Directions for this task: In the data, extract each line that holds the string "title".

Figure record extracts
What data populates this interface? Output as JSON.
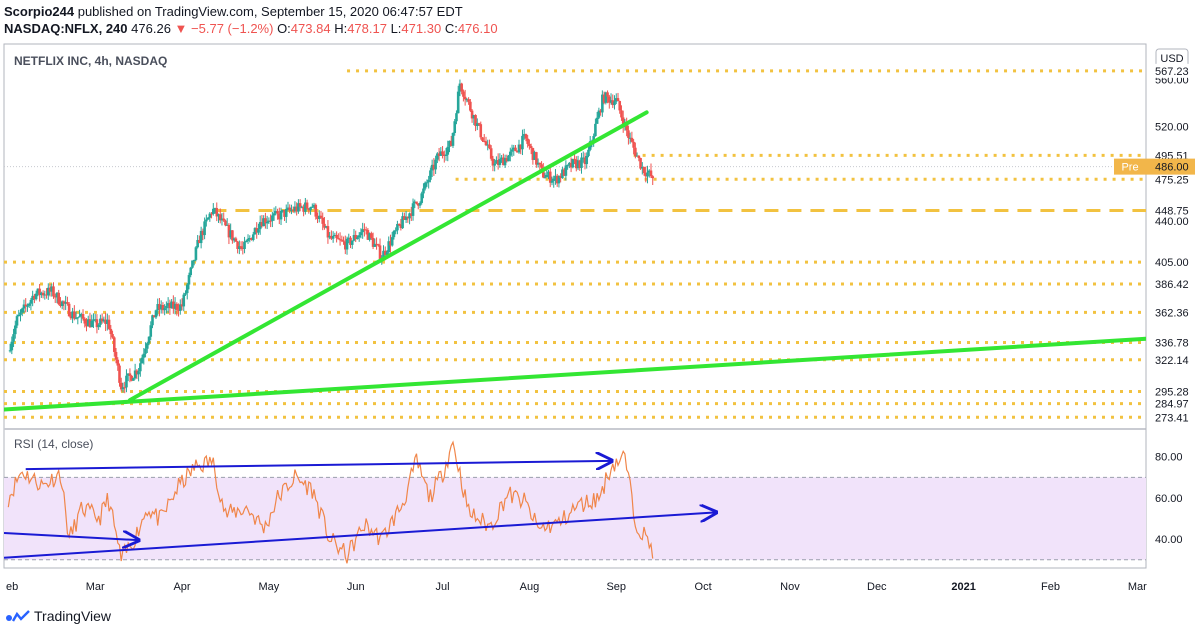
{
  "header": {
    "author": "Scorpio244",
    "publish_text": "published on TradingView.com, September 15, 2020 06:47:57 EDT",
    "symbol": "NASDAQ:NFLX, 240",
    "last": "476.26",
    "change": "−5.77 (−1.2%)",
    "open_label": "O:",
    "open": "473.84",
    "high_label": "H:",
    "high": "478.17",
    "low_label": "L:",
    "low": "471.30",
    "close_label": "C:",
    "close": "476.10"
  },
  "footer": {
    "brand": "TradingView"
  },
  "colors": {
    "up": "#26a69a",
    "down": "#ef5350",
    "level": "#f2c240",
    "trend": "#33e633",
    "rsi_line": "#f0864a",
    "rsi_band": "#f1e3fa",
    "rsi_arrow": "#1a1ad4",
    "price_tag": "#f2b64a"
  },
  "chart_data": [
    {
      "type": "candlestick",
      "title": "NETFLIX INC, 4h, NASDAQ",
      "currency": "USD",
      "ylim": [
        266,
        590
      ],
      "y_ticks": [
        440,
        520,
        560
      ],
      "x_tick_labels": [
        "eb",
        "Mar",
        "Apr",
        "May",
        "Jun",
        "Jul",
        "Aug",
        "Sep",
        "Oct",
        "Nov",
        "Dec",
        "2021",
        "Feb",
        "Mar"
      ],
      "x_tick_bold": [
        "2021"
      ],
      "x_range_months": [
        0.95,
        14.1
      ],
      "price_path": [
        [
          1.0,
          330
        ],
        [
          1.1,
          356
        ],
        [
          1.3,
          378
        ],
        [
          1.5,
          380
        ],
        [
          1.75,
          360
        ],
        [
          1.9,
          355
        ],
        [
          2.0,
          352
        ],
        [
          2.15,
          355
        ],
        [
          2.3,
          300
        ],
        [
          2.5,
          315
        ],
        [
          2.7,
          365
        ],
        [
          3.0,
          368
        ],
        [
          3.2,
          425
        ],
        [
          3.35,
          450
        ],
        [
          3.5,
          434
        ],
        [
          3.7,
          415
        ],
        [
          3.9,
          440
        ],
        [
          4.1,
          444
        ],
        [
          4.3,
          450
        ],
        [
          4.5,
          453
        ],
        [
          4.7,
          425
        ],
        [
          4.9,
          420
        ],
        [
          5.1,
          433
        ],
        [
          5.3,
          410
        ],
        [
          5.5,
          435
        ],
        [
          5.75,
          460
        ],
        [
          5.95,
          495
        ],
        [
          6.1,
          505
        ],
        [
          6.2,
          557
        ],
        [
          6.4,
          521
        ],
        [
          6.6,
          487
        ],
        [
          6.8,
          497
        ],
        [
          6.95,
          510
        ],
        [
          7.15,
          480
        ],
        [
          7.3,
          475
        ],
        [
          7.5,
          488
        ],
        [
          7.65,
          490
        ],
        [
          7.85,
          545
        ],
        [
          8.0,
          542
        ],
        [
          8.15,
          510
        ],
        [
          8.3,
          485
        ],
        [
          8.42,
          476.26
        ]
      ],
      "levels": [
        {
          "value": 567.23,
          "label": "567.23",
          "style": "dotted",
          "from_month": 4.9
        },
        {
          "value": 495.51,
          "label": "495.51",
          "style": "dotted",
          "from_month": 8.2
        },
        {
          "value": 475.25,
          "label": "475.25",
          "style": "dotted",
          "from_month": 6.15
        },
        {
          "value": 448.75,
          "label": "448.75",
          "style": "dashed",
          "from_month": 3.35
        },
        {
          "value": 405.0,
          "label": "405.00",
          "style": "dotted",
          "from_month": 0.95
        },
        {
          "value": 386.42,
          "label": "386.42",
          "style": "dotted",
          "from_month": 0.95
        },
        {
          "value": 362.36,
          "label": "362.36",
          "style": "dotted",
          "from_month": 0.95
        },
        {
          "value": 336.78,
          "label": "336.78",
          "style": "dotted",
          "from_month": 0.95
        },
        {
          "value": 322.14,
          "label": "322.14",
          "style": "dotted",
          "from_month": 0.95
        },
        {
          "value": 295.28,
          "label": "295.28",
          "style": "dotted",
          "from_month": 0.95
        },
        {
          "value": 284.97,
          "label": "284.97",
          "style": "dotted",
          "from_month": 0.95
        },
        {
          "value": 273.41,
          "label": "273.41",
          "style": "dotted",
          "from_month": 0.95
        }
      ],
      "current_price": {
        "label": "Pre",
        "value": "486.00"
      },
      "trendlines": [
        {
          "x1": 2.4,
          "y1": 288,
          "x2": 8.35,
          "y2": 532
        },
        {
          "x1": 0.95,
          "y1": 280,
          "x2": 14.1,
          "y2": 340
        }
      ]
    },
    {
      "type": "line",
      "title": "RSI (14, close)",
      "ylim": [
        26,
        92
      ],
      "band": [
        30,
        70
      ],
      "y_ticks": [
        40,
        60,
        80
      ],
      "series": [
        [
          1.0,
          60
        ],
        [
          1.15,
          73
        ],
        [
          1.4,
          66
        ],
        [
          1.6,
          72
        ],
        [
          1.7,
          40
        ],
        [
          1.85,
          55
        ],
        [
          2.05,
          50
        ],
        [
          2.15,
          60
        ],
        [
          2.3,
          30
        ],
        [
          2.45,
          40
        ],
        [
          2.6,
          55
        ],
        [
          2.75,
          49
        ],
        [
          2.95,
          65
        ],
        [
          3.15,
          75
        ],
        [
          3.35,
          78
        ],
        [
          3.5,
          52
        ],
        [
          3.75,
          55
        ],
        [
          3.95,
          45
        ],
        [
          4.1,
          60
        ],
        [
          4.3,
          70
        ],
        [
          4.5,
          64
        ],
        [
          4.7,
          40
        ],
        [
          4.9,
          32
        ],
        [
          5.1,
          47
        ],
        [
          5.3,
          40
        ],
        [
          5.55,
          58
        ],
        [
          5.7,
          78
        ],
        [
          5.85,
          60
        ],
        [
          6.0,
          72
        ],
        [
          6.12,
          87
        ],
        [
          6.3,
          53
        ],
        [
          6.55,
          46
        ],
        [
          6.75,
          62
        ],
        [
          6.95,
          58
        ],
        [
          7.1,
          45
        ],
        [
          7.35,
          48
        ],
        [
          7.55,
          56
        ],
        [
          7.8,
          60
        ],
        [
          7.95,
          76
        ],
        [
          8.1,
          80
        ],
        [
          8.22,
          49
        ],
        [
          8.42,
          35
        ]
      ],
      "arrows": [
        {
          "x1": 1.2,
          "y1": 74,
          "x2": 7.95,
          "y2": 78
        },
        {
          "x1": 0.95,
          "y1": 31,
          "x2": 9.15,
          "y2": 53
        },
        {
          "x1": 0.95,
          "y1": 43,
          "x2": 2.5,
          "y2": 39.5
        }
      ]
    }
  ]
}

Solution for this exercise:
      "title": "NETFLIX INC, 4h, NASDAQ",
      "title": "RSI (14, close)",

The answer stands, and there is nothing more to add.